Go through the lines below. Copy those with "School".

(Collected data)
--------------------------------
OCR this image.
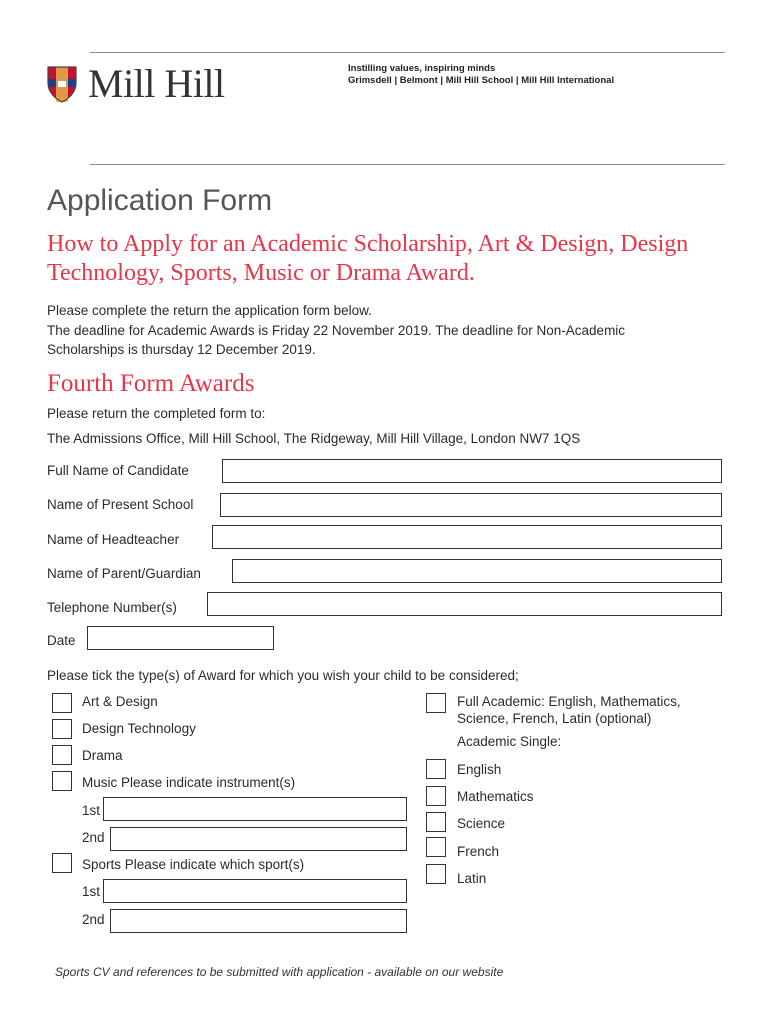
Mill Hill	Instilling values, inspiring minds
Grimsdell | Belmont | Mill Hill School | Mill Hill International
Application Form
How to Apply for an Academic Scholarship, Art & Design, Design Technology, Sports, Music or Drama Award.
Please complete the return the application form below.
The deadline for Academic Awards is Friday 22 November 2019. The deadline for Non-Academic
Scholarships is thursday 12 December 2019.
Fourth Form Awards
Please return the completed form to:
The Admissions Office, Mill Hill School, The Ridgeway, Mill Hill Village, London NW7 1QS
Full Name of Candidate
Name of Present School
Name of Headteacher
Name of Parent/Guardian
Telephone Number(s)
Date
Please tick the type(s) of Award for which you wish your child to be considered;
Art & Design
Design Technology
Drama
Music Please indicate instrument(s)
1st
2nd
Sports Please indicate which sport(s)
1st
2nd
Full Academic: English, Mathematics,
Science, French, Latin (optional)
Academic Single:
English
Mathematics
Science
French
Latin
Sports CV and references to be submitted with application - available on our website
--------------------------------
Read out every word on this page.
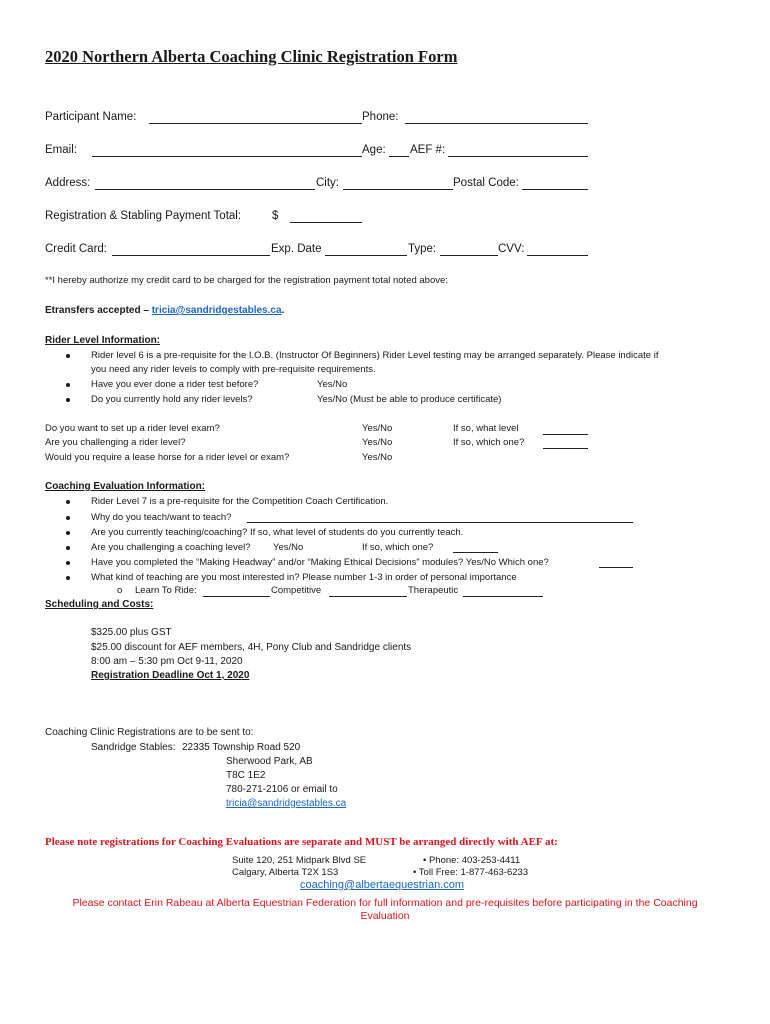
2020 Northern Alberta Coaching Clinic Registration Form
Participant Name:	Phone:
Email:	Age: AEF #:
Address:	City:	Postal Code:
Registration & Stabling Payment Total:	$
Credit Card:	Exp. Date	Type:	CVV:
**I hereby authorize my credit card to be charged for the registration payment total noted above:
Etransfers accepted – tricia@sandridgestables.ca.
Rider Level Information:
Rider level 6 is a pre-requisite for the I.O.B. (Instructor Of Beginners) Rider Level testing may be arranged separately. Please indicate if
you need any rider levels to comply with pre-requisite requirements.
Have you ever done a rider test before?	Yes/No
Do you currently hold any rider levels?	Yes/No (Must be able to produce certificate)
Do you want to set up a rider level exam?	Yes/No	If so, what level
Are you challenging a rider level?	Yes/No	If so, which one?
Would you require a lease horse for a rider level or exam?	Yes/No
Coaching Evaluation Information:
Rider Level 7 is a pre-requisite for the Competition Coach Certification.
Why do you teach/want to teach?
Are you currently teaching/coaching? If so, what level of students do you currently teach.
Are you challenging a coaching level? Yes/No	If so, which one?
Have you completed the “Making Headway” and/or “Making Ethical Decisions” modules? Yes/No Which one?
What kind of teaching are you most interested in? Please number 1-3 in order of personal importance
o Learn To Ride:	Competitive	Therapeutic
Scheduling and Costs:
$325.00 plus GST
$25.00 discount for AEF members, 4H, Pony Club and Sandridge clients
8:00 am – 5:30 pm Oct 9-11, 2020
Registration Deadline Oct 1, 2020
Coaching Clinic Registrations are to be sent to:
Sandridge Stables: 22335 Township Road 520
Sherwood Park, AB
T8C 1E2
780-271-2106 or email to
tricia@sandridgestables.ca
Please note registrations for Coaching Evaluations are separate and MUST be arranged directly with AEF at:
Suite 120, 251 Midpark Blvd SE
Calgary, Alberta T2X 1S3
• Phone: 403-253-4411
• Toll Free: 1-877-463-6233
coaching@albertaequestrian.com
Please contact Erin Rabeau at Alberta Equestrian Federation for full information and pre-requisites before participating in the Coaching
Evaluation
--------------------------------
§ WORKED SOLUTION
Grimsdell | Belmont | Mill Hill School | Mill Hill International
The Admissions Office, Mill Hill School, The Ridgeway, Mill Hill Village, London NW7 1QS
Name of Present School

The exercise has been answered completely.